DATASET:
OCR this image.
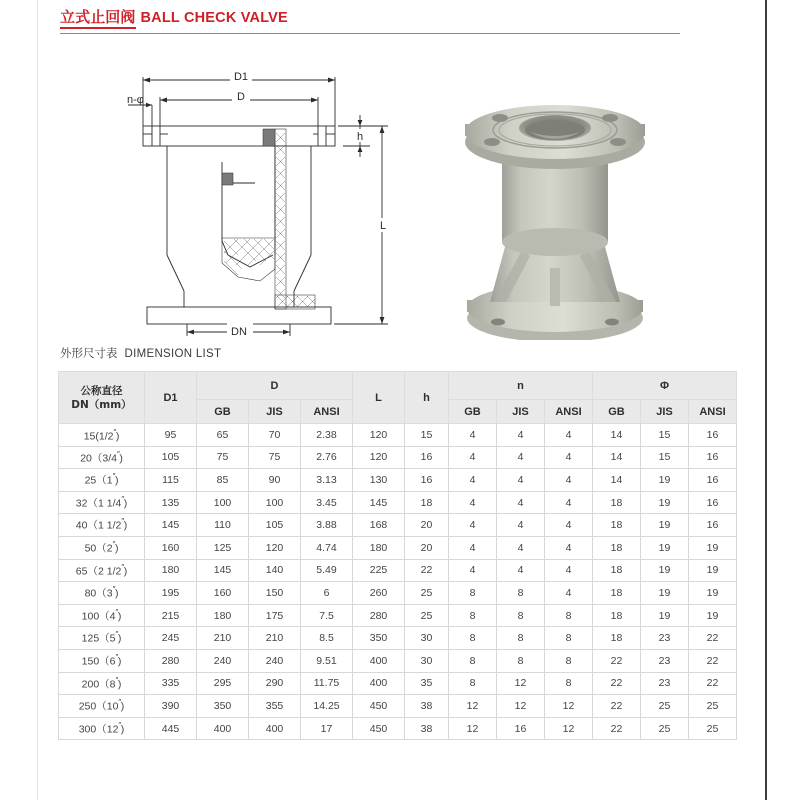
立式止回阀 BALL CHECK VALVE
D1
D
n-φ
h
L
DN
外形尺寸表 DIMENSION LIST
公称直径
DN（mm）	D1	D			L	h	n			Φ		
		GB	JIS	ANSI			GB	JIS	ANSI	GB	JIS	ANSI
15(1/2″)	95	65	70	2.38	120	15	4	4	4	14	15	16
20（3/4″)	105	75	75	2.76	120	16	4	4	4	14	15	16
25（1″)	115	85	90	3.13	130	16	4	4	4	14	19	16
32（1 1/4″)	135	100	100	3.45	145	18	4	4	4	18	19	16
40（1 1/2″)	145	110	105	3.88	168	20	4	4	4	18	19	16
50（2″)	160	125	120	4.74	180	20	4	4	4	18	19	19
65（2 1/2″)	180	145	140	5.49	225	22	4	4	4	18	19	19
80（3″)	195	160	150	6	260	25	8	8	4	18	19	19
100（4″)	215	180	175	7.5	280	25	8	8	8	18	19	19
125（5″)	245	210	210	8.5	350	30	8	8	8	18	23	22
150（6″)	280	240	240	9.51	400	30	8	8	8	22	23	22
200（8″)	335	295	290	11.75	400	35	8	12	8	22	23	22
250（10″)	390	350	355	14.25	450	38	12	12	12	22	25	25
300（12″)	445	400	400	17	450	38	12	16	12	22	25	25
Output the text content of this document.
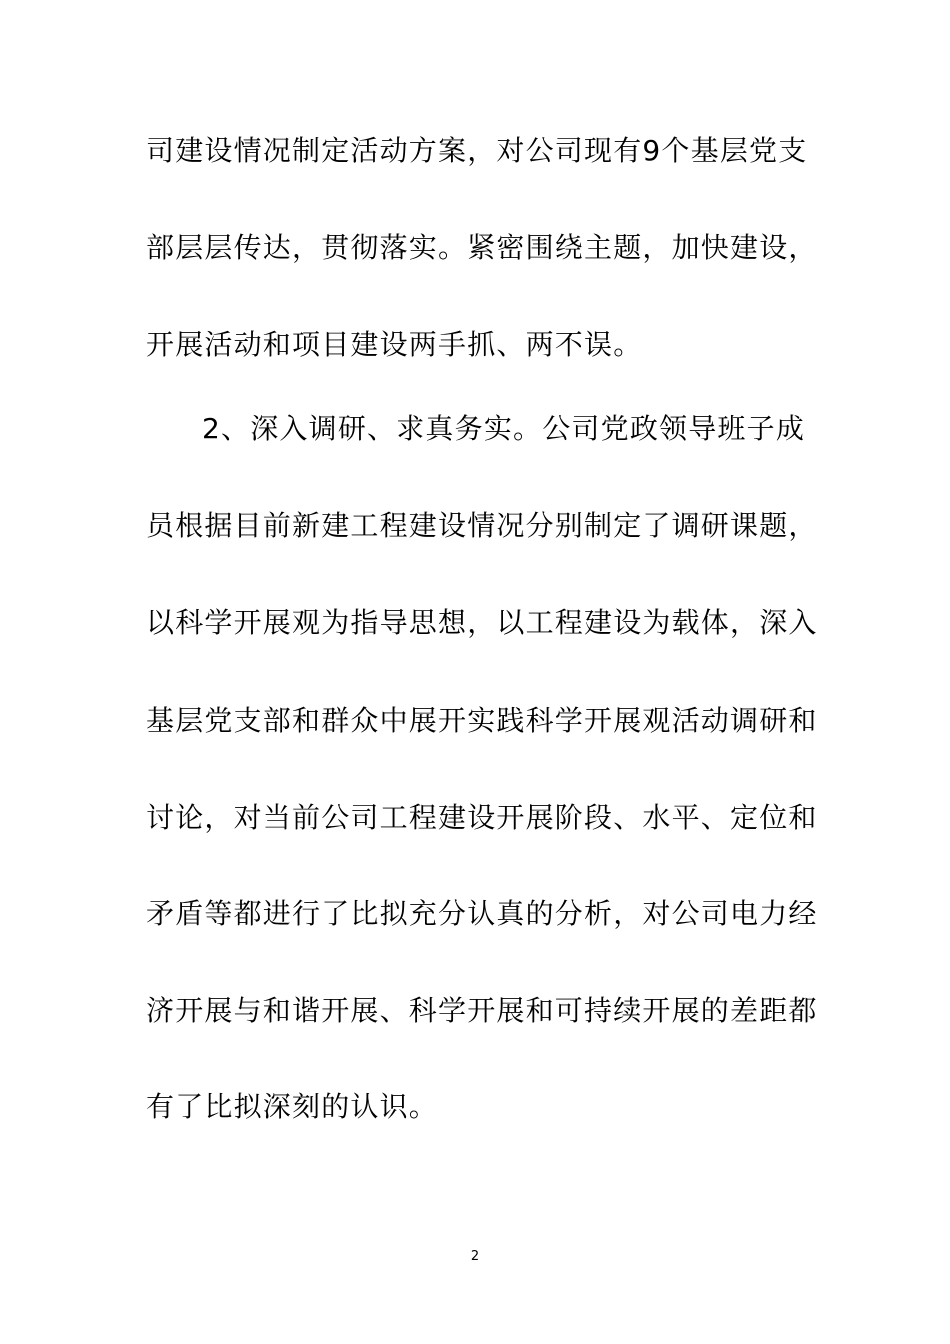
司建设情况制定活动方案，对公司现有9个基层党支
部层层传达，贯彻落实。紧密围绕主题，加快建设，
开展活动和项目建设两手抓、两不误。
2、深入调研、求真务实。公司党政领导班子成
员根据目前新建工程建设情况分别制定了调研课题，
以科学开展观为指导思想，以工程建设为载体，深入
基层党支部和群众中展开实践科学开展观活动调研和
讨论，对当前公司工程建设开展阶段、水平、定位和
矛盾等都进行了比拟充分认真的分析，对公司电力经
济开展与和谐开展、科学开展和可持续开展的差距都
有了比拟深刻的认识。
2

AIM: Copy the records above exactly, leaving out every picture.

WRITTEN SOLUTION:
OCR this image.
立式止回阀 BALL CHECK VALVE
D1
D
n-φ
h
L
DN
外形尺寸表 DIMENSION LIST
公称直径
DN（mm）	D1	D			L	h	n			Φ		
		GB	JIS	ANSI			GB	JIS	ANSI	GB	JIS	ANSI
15(1/2″)	95	65	70	2.38	120	15	4	4	4	14	15	16
20（3/4″)	105	75	75	2.76	120	16	4	4	4	14	15	16
25（1″)	115	85	90	3.13	130	16	4	4	4	14	19	16
32（1 1/4″)	135	100	100	3.45	145	18	4	4	4	18	19	16
40（1 1/2″)	145	110	105	3.88	168	20	4	4	4	18	19	16
50（2″)	160	125	120	4.74	180	20	4	4	4	18	19	19
65（2 1/2″)	180	145	140	5.49	225	22	4	4	4	18	19	19
80（3″)	195	160	150	6	260	25	8	8	4	18	19	19
100（4″)	215	180	175	7.5	280	25	8	8	8	18	19	19
125（5″)	245	210	210	8.5	350	30	8	8	8	18	23	22
150（6″)	280	240	240	9.51	400	30	8	8	8	22	23	22
200（8″)	335	295	290	11.75	400	35	8	12	8	22	23	22
250（10″)	390	350	355	14.25	450	38	12	12	12	22	25	25
300（12″)	445	400	400	17	450	38	12	16	12	22	25	25
Output the text content of this document.
司建设情况制定活动方案，对公司现有9个基层党支
部层层传达，贯彻落实。紧密围绕主题，加快建设，
开展活动和项目建设两手抓、两不误。
2、深入调研、求真务实。公司党政领导班子成
员根据目前新建工程建设情况分别制定了调研课题，
以科学开展观为指导思想，以工程建设为载体，深入
基层党支部和群众中展开实践科学开展观活动调研和
讨论，对当前公司工程建设开展阶段、水平、定位和
矛盾等都进行了比拟充分认真的分析，对公司电力经
济开展与和谐开展、科学开展和可持续开展的差距都
有了比拟深刻的认识。
2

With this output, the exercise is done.